* **Source passage**:

BEGIN

Great information thank you. I have decided on a robo legacy account for my kids and Gkids within the next few months. Has anyone done a return comparison between the ETFs of Wealthsimple and Nest Wealth over the last couple of years? Any other information on these would be welcome besides just their costs.
Cheers
Doc
Hi MIchael, yes we have a number of Vanguard options in Canada. For US exposure, VTI (in USD) is popular and super cheap.
Curious – most of the American FIRE sites mention Vanguard S&P 500 … do you have the Vanguard option in Canada? … and what would be the cost numbers if so? Michael CPO
Great read. It’s amazing the advancements we are making. I remember when discount brokers like Questrade were new kids on the block and I didn’t think it could get any better with those commission prices. Now we have ETFs saving people from over priced MERs and Robo Advisors making the decisions for you with a simple questionare. What a great time to be alive!
Wow good post aNd thanks for the heads up of what etfs you recommend. Personally I like doing it myself but see the potential of the robo advisors.
Wow those MERs are quite high in your DCPP! Did anyone ever ask the company to change the fund offerings?
I did ask my company. No way! They don’t even understand why I’m asking. They don’t have an incentive either I believe. Most employees don’t understand any of this either and so the only way to free my money would be to quit so I can just move the money to my broker.
My company plan has some of those same mutual funds but the MERs are substantially higher. The Canadian index fund in my plan has an MER of 1.3% and the rest are even worse. Manulife is taking unfair advantage of me.
Could you please explain a little bit about how to erebalancing td e series account? Thank you! I really appreciate if you can provide an explam with calculations
For specific calculations for your particular situation, Moneysense created a nifty spreadsheet that will help you with rebalancing your portfolio.

END

* **The exercise**: In the comment thread about robo advisors and ETFs, what MER does the Canadian index fund in one commenter's company plan carry?

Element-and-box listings
BEGIN

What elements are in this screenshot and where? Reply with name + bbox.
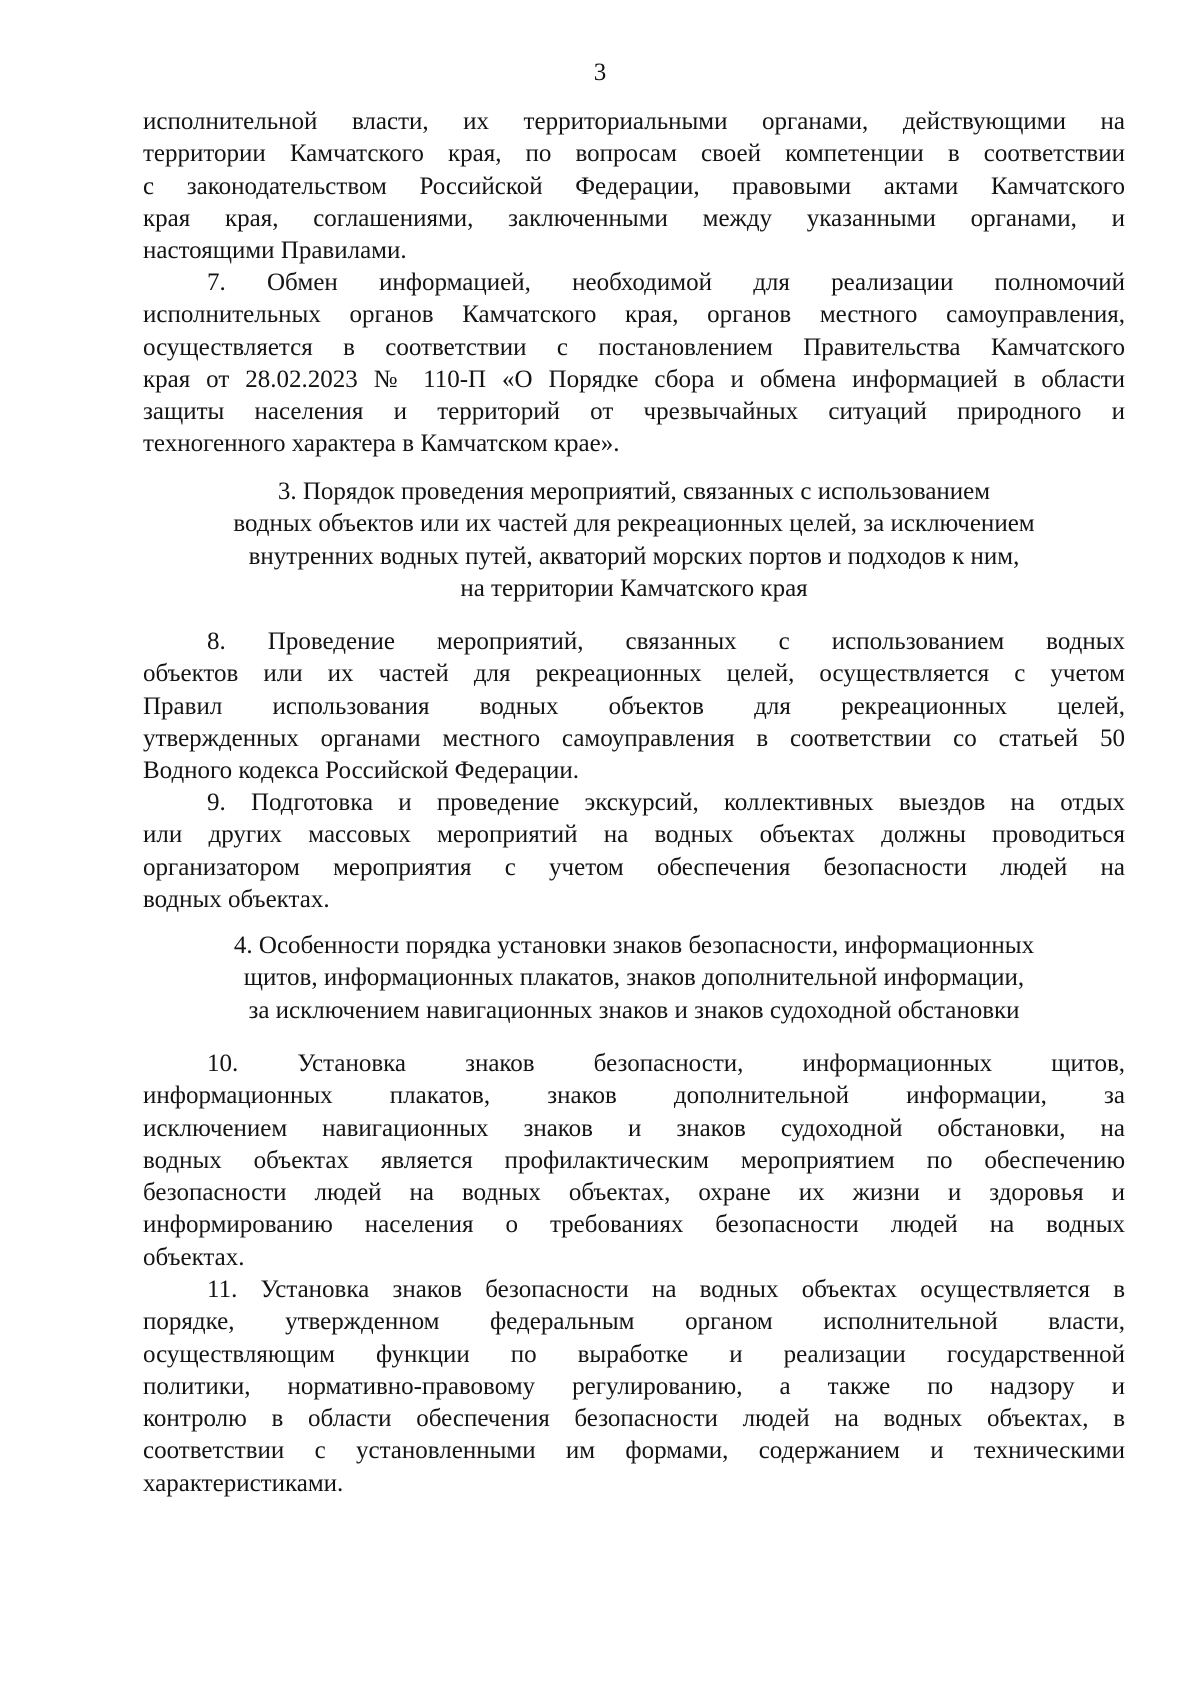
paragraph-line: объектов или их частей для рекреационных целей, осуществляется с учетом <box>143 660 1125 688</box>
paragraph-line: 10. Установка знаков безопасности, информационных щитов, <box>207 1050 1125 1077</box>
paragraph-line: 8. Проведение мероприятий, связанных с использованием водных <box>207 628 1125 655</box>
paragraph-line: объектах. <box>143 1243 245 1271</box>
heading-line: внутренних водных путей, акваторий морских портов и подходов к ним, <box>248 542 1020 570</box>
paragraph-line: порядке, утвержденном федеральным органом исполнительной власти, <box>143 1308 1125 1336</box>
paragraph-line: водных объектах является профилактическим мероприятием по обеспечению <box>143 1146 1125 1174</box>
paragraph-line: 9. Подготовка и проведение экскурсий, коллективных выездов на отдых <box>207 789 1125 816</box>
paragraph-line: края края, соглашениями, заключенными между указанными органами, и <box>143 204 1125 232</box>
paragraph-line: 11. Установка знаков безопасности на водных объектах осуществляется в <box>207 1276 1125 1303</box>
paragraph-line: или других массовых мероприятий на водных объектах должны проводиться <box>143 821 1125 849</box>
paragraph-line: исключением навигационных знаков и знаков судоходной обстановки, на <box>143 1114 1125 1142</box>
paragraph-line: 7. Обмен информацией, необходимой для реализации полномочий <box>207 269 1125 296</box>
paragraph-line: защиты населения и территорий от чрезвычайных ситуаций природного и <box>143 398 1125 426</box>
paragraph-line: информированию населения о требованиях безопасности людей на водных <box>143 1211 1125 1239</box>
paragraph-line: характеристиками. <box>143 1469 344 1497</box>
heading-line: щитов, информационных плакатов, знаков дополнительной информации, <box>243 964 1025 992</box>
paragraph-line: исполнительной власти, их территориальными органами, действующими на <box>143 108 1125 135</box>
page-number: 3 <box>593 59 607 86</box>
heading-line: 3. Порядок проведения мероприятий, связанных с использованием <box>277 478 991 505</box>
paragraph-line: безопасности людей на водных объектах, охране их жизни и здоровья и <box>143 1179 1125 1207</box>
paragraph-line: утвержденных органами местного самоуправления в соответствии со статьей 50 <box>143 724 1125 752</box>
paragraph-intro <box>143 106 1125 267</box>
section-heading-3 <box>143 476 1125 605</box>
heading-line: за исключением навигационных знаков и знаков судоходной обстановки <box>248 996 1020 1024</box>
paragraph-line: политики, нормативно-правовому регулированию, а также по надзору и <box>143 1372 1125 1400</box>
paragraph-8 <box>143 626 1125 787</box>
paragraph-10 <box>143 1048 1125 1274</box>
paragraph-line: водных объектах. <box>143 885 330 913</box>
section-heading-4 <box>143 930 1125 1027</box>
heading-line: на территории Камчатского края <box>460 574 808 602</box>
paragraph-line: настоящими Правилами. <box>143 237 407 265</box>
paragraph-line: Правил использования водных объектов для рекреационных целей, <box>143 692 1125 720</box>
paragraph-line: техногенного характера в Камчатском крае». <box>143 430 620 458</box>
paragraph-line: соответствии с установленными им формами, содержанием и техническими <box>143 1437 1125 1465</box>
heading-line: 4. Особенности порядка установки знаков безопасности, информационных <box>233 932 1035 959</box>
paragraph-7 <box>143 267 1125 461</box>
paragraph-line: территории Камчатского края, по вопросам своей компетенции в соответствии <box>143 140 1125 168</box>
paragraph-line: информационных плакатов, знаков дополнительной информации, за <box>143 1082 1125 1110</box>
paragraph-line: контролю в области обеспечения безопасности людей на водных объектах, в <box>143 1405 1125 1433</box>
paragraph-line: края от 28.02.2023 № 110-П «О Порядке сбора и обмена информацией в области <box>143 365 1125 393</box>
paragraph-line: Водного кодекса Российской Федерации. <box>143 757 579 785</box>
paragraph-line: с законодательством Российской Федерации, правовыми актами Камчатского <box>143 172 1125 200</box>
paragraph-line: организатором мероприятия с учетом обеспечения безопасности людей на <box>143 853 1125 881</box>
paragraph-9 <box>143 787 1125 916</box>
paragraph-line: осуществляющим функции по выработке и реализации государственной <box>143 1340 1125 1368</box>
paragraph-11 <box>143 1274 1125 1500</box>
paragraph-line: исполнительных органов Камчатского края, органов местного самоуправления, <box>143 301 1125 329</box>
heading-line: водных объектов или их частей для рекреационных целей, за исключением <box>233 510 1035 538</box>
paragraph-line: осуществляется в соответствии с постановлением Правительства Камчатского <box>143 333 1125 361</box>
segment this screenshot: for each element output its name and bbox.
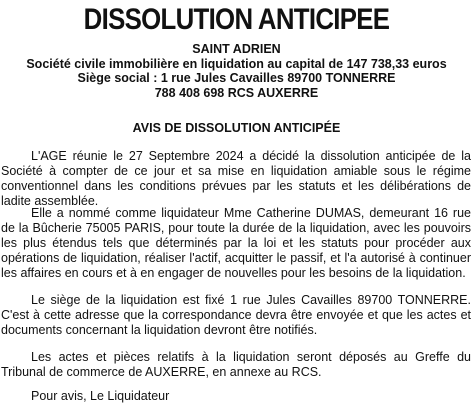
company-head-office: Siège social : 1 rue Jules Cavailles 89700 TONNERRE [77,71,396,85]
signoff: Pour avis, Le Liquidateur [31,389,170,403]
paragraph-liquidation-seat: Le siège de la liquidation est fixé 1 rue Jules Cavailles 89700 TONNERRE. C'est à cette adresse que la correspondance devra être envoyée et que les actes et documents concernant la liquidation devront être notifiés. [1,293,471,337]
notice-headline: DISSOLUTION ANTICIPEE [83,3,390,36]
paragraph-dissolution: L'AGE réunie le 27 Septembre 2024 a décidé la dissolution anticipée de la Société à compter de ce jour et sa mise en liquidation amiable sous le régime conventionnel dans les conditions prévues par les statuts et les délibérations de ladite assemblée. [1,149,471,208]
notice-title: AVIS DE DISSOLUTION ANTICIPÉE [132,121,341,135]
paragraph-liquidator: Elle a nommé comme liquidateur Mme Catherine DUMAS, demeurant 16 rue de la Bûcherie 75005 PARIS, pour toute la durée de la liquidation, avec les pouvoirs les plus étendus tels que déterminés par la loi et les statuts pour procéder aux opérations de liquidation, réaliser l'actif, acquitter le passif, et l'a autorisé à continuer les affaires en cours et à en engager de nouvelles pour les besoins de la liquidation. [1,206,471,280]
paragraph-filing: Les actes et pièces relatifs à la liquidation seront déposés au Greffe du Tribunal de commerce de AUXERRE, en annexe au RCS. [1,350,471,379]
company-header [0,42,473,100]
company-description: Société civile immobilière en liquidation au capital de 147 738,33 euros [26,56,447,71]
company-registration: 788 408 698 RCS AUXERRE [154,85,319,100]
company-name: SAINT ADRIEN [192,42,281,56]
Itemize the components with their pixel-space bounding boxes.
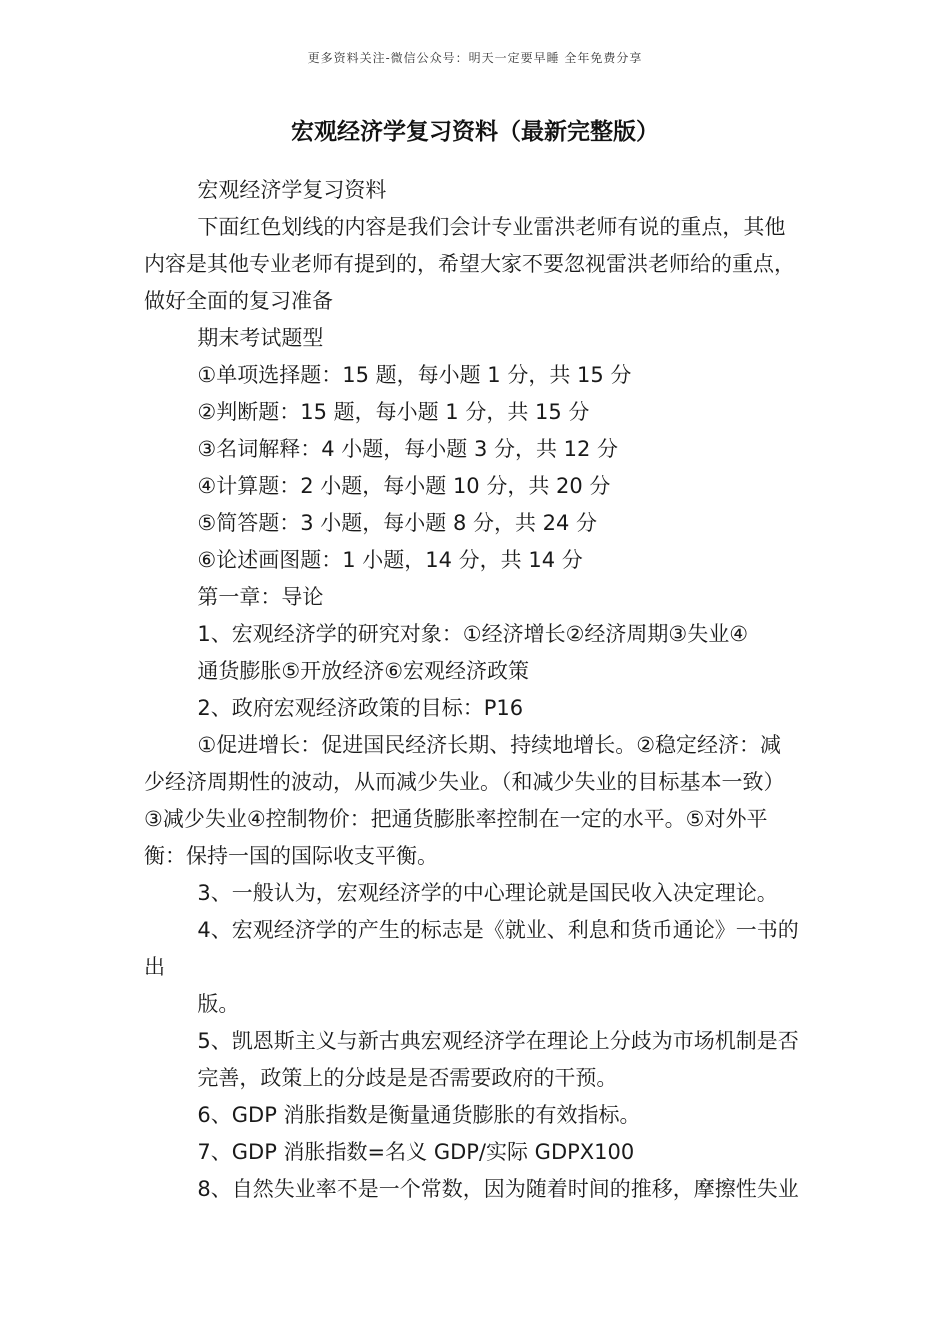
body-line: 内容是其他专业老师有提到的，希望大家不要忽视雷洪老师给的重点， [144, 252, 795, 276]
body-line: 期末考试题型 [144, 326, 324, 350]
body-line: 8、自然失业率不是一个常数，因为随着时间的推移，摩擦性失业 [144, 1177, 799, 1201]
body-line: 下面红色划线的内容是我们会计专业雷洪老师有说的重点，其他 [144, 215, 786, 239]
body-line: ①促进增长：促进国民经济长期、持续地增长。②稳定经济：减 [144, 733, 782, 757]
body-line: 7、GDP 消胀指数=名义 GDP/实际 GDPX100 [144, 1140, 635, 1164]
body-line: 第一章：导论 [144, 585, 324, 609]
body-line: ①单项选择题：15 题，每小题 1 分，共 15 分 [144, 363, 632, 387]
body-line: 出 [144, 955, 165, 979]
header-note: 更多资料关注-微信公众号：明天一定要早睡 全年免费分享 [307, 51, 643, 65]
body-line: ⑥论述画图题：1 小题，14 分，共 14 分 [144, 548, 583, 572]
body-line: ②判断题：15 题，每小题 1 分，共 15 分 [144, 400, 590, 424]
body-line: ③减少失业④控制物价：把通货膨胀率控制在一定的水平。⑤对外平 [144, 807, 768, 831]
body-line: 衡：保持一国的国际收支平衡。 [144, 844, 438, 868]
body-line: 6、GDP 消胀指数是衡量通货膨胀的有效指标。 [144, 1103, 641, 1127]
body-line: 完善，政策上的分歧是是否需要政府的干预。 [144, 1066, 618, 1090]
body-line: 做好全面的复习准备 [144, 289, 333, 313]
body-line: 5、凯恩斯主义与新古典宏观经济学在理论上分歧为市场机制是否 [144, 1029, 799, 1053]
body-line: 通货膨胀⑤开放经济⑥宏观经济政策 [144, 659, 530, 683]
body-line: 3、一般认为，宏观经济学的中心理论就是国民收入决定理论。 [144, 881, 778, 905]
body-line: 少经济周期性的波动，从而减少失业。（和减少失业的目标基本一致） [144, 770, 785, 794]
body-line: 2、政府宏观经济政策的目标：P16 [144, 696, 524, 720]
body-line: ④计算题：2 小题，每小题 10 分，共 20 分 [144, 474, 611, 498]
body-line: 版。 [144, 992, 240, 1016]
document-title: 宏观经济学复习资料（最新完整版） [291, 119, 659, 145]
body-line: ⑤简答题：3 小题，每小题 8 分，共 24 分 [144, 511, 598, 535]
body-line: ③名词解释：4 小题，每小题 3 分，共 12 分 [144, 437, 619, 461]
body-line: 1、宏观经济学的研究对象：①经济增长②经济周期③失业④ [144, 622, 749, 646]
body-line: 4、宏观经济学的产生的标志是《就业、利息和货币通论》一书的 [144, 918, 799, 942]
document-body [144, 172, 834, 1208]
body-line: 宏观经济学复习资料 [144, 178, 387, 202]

END

* **Reply**: It carries an MER of 1.3%.